WHAT IS BEING ASKED :: Locate every line in the records below that holds the word "følge" and return each one.

RECORDS SUPPLIED ::
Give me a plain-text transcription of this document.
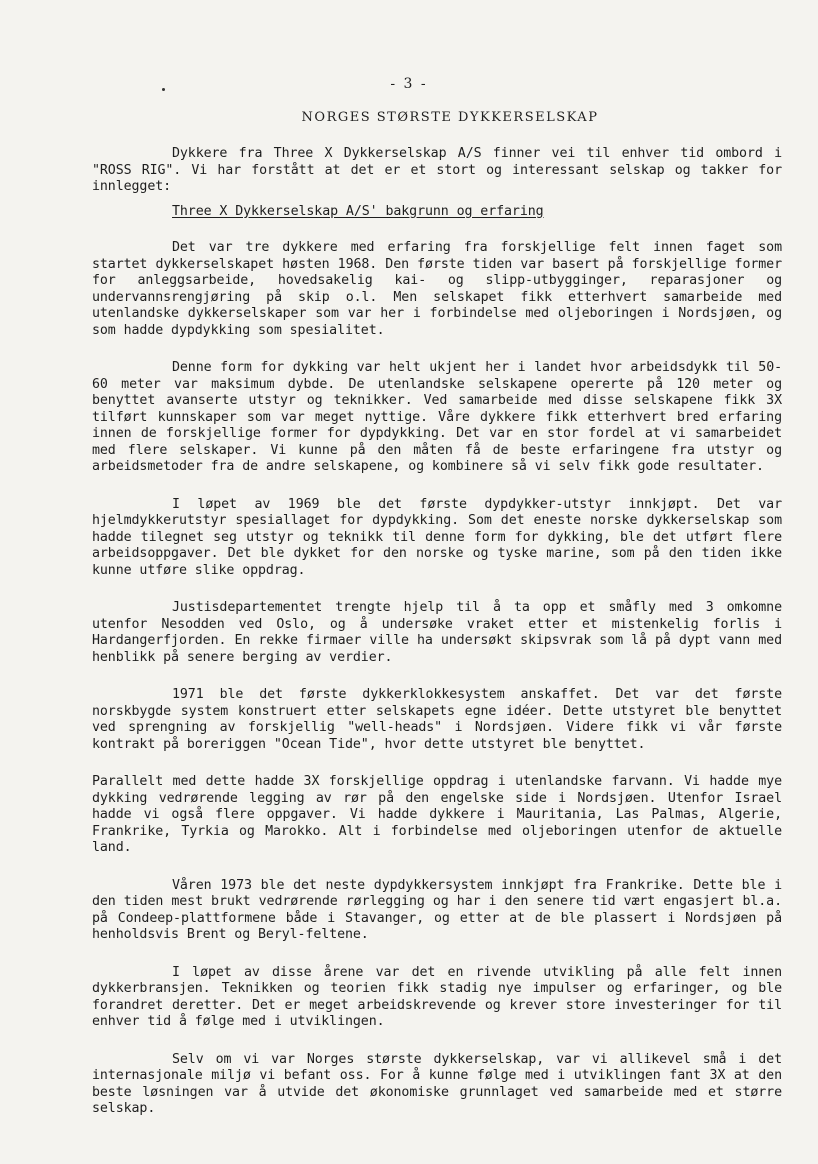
- 3 -
NORGES STØRSTE DYKKERSELSKAP

Dykkere fra Three X Dykkerselskap A/S finner vei til enhver tid ombord i "ROSS RIG". Vi har forstått at det er et stort og interessant selskap og takker for innlegget:

Three X Dykkerselskap A/S' bakgrunn og erfaring

Det var tre dykkere med erfaring fra forskjellige felt innen faget som startet dykkerselskapet høsten 1968. Den første tiden var basert på forskjellige former for anleggsarbeide, hovedsakelig kai- og slipp-utbygginger, reparasjoner og undervannsrengjøring på skip o.l. Men selskapet fikk etterhvert samarbeide med utenlandske dykkerselskaper som var her i forbindelse med oljeboringen i Nordsjøen, og som hadde dypdykking som spesialitet.

Denne form for dykking var helt ukjent her i landet hvor arbeidsdykk til 50-60 meter var maksimum dybde. De utenlandske selskapene opererte på 120 meter og benyttet avanserte utstyr og teknikker. Ved samarbeide med disse selskapene fikk 3X tilført kunnskaper som var meget nyttige. Våre dykkere fikk etterhvert bred erfaring innen de forskjellige former for dypdykking. Det var en stor fordel at vi samarbeidet med flere selskaper. Vi kunne på den måten få de beste erfaringene fra utstyr og arbeidsmetoder fra de andre selskapene, og kombinere så vi selv fikk gode resultater.

I løpet av 1969 ble det første dypdykker-utstyr innkjøpt. Det var hjelmdykkerutstyr spesiallaget for dypdykking. Som det eneste norske dykkerselskap som hadde tilegnet seg utstyr og teknikk til denne form for dykking, ble det utført flere arbeidsoppgaver. Det ble dykket for den norske og tyske marine, som på den tiden ikke kunne utføre slike oppdrag.

Justisdepartementet trengte hjelp til å ta opp et småfly med 3 omkomne utenfor Nesodden ved Oslo, og å undersøke vraket etter et mistenkelig forlis i Hardangerfjorden. En rekke firmaer ville ha undersøkt skipsvrak som lå på dypt vann med henblikk på senere berging av verdier.

1971 ble det første dykkerklokkesystem anskaffet. Det var det første norskbygde system konstruert etter selskapets egne idéer. Dette utstyret ble benyttet ved sprengning av forskjellig "well-heads" i Nordsjøen. Videre fikk vi vår første kontrakt på boreriggen "Ocean Tide", hvor dette utstyret ble benyttet.

Parallelt med dette hadde 3X forskjellige oppdrag i utenlandske farvann. Vi hadde mye dykking vedrørende legging av rør på den engelske side i Nordsjøen. Utenfor Israel hadde vi også flere oppgaver. Vi hadde dykkere i Mauritania, Las Palmas, Algerie, Frankrike, Tyrkia og Marokko. Alt i forbindelse med oljeboringen utenfor de aktuelle land.

Våren 1973 ble det neste dypdykkersystem innkjøpt fra Frankrike. Dette ble i den tiden mest brukt vedrørende rørlegging og har i den senere tid vært engasjert bl.a. på Condeep-plattformene både i Stavanger, og etter at de ble plassert i Nordsjøen på henholdsvis Brent og Beryl-feltene.

I løpet av disse årene var det en rivende utvikling på alle felt innen dykkerbransjen. Teknikken og teorien fikk stadig nye impulser og erfaringer, og ble forandret deretter. Det er meget arbeidskrevende og krever store investeringer for til enhver tid å følge med i utviklingen.

Selv om vi var Norges største dykkerselskap, var vi allikevel små i det internasjonale miljø vi befant oss. For å kunne følge med i utviklingen fant 3X at den beste løsningen var å utvide det økonomiske grunnlaget ved samarbeide med et større selskap.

OUTPUT OF THE TASK ::
I løpet av disse årene var det en rivende utvikling på alle felt innen dykkerbransjen. Teknikken og teorien fikk stadig nye impulser og erfaringer, og ble forandret deretter. Det er meget arbeidskrevende og krever store investeringer for til enhver tid å følge med i utviklingen.
Selv om vi var Norges største dykkerselskap, var vi allikevel små i det internasjonale miljø vi befant oss. For å kunne følge med i utviklingen fant 3X at den beste løsningen var å utvide det økonomiske grunnlaget ved samarbeide med et større selskap.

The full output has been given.